Document ->
· · · ·

Dress Code: I was surprised to find that The Smith Center doesn’t enforce a dress code. If you’ve been to Vegas before, you know how dress codes can make or break an experience so this is a welcome change. Most people will still dress properly for the occasion, but you won’t be kicked out if you’re wearing sneakers or jeans. (Special Note: I did not wear jeans or sneakers. I didn’t want to risk it.)

Performances: Both productions (Cinderella and Romeo and Juliet) were gorgeous. I have no background and little knowledge in ballet, so I can’t give an in-depth review of the technical aspects of the performance. But I can tell you, the costumes were breathtaking, as was the scenery and the choreography. The entire aesthetic of Cinderella reminded me of a watercolor painting, and the final dance between Romeo and Juliet almost brought me to tears. I was nervous prior to seeing Cinderella, since I had never been to a ballet before and wasn’t sure if I would be able to appreciate it. My fears were quickly quelled, and I found myself moved by the emotion and the grace of the dancers.

Parking: Parking isn’t as big of an issue as it might be on the Strip, but it’s still a good idea to get there early. There’s usually no shortage of spaces, but you don’t want to cross giant parking lots in your best theater attire if you don’t have to.

Special Notes: They will sell snacks and drinks in the lobby, but be sure to not take the food into the theater. I was scolded for having M&Ms prior to Romeo and Juliet by an usher, whom apparently had no issue with the woman texting during the actual performance. Seems a little strange to me, but I digress.

· · · ·

Records shown ->
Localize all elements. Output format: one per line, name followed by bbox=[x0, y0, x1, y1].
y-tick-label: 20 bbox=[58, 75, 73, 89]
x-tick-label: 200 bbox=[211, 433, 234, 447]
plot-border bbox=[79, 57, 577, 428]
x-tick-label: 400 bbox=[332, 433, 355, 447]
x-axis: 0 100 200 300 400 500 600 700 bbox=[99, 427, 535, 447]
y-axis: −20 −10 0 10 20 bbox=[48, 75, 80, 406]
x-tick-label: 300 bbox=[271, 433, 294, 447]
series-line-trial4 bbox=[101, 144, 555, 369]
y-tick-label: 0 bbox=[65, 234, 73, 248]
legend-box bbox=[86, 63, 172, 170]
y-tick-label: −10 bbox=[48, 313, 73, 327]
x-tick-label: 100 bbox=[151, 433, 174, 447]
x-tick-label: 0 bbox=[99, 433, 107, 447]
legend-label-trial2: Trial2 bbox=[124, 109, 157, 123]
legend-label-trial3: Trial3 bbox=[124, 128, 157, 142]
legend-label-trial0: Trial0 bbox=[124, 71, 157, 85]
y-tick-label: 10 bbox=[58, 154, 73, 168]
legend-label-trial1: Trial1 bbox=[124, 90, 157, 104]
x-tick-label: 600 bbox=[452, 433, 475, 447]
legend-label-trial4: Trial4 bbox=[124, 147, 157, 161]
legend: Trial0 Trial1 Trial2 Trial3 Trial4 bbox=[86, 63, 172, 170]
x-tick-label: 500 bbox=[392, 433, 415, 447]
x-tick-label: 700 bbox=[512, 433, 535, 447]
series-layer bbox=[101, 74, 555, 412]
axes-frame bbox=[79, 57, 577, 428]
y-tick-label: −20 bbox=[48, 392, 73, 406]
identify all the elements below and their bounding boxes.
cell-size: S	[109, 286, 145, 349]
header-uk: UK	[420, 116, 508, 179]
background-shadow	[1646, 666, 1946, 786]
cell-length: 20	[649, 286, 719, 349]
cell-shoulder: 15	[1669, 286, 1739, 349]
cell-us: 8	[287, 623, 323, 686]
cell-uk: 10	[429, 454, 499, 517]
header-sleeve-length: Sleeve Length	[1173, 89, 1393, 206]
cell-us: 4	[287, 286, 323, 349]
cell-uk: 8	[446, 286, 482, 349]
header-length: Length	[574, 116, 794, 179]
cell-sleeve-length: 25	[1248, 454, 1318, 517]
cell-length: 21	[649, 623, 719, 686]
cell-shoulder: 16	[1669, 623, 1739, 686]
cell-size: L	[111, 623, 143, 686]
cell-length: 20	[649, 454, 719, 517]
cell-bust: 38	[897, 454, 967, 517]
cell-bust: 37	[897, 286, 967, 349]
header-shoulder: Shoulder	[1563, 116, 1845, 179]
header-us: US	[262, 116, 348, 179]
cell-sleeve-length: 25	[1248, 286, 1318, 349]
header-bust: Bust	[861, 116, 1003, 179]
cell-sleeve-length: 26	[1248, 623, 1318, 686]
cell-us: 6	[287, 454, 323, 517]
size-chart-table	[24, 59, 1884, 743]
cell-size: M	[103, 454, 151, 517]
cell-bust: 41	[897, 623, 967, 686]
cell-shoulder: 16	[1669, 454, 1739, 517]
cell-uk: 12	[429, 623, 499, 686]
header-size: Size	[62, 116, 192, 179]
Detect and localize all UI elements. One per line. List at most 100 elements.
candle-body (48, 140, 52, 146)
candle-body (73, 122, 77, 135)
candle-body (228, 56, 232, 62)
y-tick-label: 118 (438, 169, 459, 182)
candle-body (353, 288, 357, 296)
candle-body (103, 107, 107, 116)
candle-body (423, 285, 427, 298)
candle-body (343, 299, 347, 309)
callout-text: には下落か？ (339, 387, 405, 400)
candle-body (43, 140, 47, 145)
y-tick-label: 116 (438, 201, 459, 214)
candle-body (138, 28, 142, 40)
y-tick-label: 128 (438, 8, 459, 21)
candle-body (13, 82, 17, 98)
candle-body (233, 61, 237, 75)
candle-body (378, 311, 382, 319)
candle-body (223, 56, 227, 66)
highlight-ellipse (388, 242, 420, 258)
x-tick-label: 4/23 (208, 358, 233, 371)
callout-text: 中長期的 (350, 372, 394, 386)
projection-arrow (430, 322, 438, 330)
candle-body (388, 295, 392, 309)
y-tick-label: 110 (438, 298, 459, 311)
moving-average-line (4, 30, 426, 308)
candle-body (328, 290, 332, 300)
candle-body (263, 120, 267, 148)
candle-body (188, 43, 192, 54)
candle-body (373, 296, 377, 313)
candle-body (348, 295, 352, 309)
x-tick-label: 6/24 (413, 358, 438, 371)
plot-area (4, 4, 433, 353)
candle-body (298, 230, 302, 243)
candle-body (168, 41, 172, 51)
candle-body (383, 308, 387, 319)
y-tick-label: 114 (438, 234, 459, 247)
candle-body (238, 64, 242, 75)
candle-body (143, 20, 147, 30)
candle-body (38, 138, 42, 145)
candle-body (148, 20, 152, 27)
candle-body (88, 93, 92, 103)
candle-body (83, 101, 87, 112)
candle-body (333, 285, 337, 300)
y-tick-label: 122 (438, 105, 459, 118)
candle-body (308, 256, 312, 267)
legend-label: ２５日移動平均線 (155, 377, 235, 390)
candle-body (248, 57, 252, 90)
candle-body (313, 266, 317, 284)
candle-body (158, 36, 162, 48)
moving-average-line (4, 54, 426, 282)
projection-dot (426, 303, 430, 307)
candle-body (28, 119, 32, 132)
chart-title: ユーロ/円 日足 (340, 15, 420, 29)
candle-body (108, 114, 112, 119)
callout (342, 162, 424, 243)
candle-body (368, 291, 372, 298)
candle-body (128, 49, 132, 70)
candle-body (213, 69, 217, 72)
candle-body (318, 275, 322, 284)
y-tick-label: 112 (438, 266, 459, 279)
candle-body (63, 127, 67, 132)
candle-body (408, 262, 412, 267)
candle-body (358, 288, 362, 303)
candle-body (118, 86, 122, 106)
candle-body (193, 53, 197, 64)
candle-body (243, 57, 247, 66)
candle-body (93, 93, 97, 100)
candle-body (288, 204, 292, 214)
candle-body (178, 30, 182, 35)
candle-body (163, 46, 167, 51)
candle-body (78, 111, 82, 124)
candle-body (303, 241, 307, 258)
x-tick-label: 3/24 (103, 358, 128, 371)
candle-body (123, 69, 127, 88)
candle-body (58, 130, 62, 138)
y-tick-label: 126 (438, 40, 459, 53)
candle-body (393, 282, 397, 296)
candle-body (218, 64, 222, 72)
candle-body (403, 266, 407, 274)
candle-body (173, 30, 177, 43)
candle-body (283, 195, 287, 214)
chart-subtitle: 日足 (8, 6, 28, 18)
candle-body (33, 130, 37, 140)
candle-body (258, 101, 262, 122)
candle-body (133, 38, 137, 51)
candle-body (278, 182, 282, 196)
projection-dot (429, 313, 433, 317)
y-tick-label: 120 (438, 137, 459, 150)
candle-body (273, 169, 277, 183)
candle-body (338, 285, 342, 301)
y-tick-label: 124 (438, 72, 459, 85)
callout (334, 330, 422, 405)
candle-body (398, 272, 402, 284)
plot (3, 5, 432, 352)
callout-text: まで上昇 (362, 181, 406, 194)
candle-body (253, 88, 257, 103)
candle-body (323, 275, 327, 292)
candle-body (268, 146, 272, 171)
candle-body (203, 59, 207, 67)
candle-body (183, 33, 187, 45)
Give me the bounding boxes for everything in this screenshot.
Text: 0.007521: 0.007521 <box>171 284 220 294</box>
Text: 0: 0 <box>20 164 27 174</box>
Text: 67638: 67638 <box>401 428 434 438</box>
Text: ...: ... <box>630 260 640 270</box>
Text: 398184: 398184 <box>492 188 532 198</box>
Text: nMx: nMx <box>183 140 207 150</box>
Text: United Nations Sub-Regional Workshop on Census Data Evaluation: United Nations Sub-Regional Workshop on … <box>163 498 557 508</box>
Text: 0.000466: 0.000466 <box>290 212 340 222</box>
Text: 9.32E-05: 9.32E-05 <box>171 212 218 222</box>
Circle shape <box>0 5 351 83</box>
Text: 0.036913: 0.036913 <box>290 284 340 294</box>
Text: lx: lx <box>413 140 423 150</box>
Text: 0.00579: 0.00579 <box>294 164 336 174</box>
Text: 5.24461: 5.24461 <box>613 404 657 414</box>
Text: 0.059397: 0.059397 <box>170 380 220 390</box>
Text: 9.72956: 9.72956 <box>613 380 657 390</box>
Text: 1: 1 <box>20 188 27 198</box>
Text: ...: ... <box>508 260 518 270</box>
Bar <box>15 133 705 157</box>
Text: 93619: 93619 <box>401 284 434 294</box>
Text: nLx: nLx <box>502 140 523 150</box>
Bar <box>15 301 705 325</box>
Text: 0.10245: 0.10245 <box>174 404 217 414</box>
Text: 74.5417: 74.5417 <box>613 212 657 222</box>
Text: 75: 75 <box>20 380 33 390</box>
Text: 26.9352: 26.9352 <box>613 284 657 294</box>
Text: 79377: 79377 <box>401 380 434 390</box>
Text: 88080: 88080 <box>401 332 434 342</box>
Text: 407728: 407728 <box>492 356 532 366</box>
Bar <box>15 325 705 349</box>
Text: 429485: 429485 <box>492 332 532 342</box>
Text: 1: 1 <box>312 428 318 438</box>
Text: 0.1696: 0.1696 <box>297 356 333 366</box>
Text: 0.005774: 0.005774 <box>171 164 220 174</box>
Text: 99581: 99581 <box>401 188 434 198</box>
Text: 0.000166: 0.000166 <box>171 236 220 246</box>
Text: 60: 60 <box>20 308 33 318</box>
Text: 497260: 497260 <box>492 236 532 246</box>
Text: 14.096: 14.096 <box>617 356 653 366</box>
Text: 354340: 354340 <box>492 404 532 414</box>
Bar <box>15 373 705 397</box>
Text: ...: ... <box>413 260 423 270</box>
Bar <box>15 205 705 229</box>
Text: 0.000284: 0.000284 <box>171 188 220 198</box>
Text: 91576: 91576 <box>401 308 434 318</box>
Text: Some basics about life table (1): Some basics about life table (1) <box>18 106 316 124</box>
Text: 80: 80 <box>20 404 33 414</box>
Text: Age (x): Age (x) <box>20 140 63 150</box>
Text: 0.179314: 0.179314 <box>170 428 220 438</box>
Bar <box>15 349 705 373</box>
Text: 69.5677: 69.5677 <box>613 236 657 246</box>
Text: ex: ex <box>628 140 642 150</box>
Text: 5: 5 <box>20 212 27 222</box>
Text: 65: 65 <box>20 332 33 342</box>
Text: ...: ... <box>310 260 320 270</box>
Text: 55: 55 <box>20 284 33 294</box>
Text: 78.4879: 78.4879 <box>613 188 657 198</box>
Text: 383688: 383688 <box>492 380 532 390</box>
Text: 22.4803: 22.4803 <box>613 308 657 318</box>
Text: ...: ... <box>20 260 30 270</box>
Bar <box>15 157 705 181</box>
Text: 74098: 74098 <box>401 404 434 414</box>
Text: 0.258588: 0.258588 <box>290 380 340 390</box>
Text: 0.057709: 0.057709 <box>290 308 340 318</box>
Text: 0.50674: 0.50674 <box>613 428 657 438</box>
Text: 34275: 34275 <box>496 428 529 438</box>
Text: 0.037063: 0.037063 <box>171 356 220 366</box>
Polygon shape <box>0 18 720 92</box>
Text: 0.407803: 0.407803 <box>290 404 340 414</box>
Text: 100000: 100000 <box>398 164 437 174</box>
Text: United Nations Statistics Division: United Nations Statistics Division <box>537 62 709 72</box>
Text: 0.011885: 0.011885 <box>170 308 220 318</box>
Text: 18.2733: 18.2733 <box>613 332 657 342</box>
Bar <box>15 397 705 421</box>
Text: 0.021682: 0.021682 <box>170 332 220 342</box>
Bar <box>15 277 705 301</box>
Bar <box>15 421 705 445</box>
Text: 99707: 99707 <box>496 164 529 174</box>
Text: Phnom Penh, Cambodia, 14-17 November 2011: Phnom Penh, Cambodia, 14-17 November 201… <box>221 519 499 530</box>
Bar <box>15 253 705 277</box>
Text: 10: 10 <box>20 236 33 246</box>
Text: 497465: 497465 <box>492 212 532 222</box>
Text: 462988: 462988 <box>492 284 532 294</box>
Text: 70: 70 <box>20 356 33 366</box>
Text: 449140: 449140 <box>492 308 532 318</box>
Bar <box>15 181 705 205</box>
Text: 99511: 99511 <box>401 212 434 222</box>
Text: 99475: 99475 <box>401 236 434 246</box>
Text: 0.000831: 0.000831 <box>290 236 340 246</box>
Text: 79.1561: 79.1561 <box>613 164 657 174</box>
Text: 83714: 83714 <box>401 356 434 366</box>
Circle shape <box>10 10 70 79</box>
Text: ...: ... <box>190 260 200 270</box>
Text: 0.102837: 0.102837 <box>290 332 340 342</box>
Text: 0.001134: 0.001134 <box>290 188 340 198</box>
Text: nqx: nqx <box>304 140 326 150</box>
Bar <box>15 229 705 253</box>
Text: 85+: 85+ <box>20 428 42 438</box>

· · · ·

Set tasks ->
A - Please write out the Smith Center review from "Parking: Parking isn’t" down to "but I digress.".
B - Convert everything in the records from the very first line down to the line containing "x-tick-label: 0 bbox=[99, 433, 107, 447]", that line included, into a numbered list without blank lines.

Task-by-task results ->
A -
Parking: Parking isn’t as big of an issue as it might be on the Strip, but it’s still a good idea to get there early. There’s usually no shortage of spaces, but you don’t want to cross giant parking lots in your best theater attire if you don’t have to.

Special Notes: They will sell snacks and drinks in the lobby, but be sure to not take the food into the theater. I was scolded for having M&Ms prior to Romeo and Juliet by an usher, whom apparently had no issue with the woman texting during the actual performance. Seems a little strange to me, but I digress.

B -
1. Localize all elements. Output format: one per line, name followed by bbox=[x0, y0, x1, y1].
2. y-tick-label: 20 bbox=[58, 75, 73, 89]
3. x-tick-label: 200 bbox=[211, 433, 234, 447]
4. plot-border bbox=[79, 57, 577, 428]
5. x-tick-label: 400 bbox=[332, 433, 355, 447]
6. x-axis: 0 100 200 300 400 500 600 700 bbox=[99, 427, 535, 447]
7. y-axis: −20 −10 0 10 20 bbox=[48, 75, 80, 406]
8. x-tick-label: 300 bbox=[271, 433, 294, 447]
9. series-line-trial4 bbox=[101, 144, 555, 369]
10. y-tick-label: 0 bbox=[65, 234, 73, 248]
11. legend-box bbox=[86, 63, 172, 170]
12. y-tick-label: −10 bbox=[48, 313, 73, 327]
13. x-tick-label: 100 bbox=[151, 433, 174, 447]
14. x-tick-label: 0 bbox=[99, 433, 107, 447]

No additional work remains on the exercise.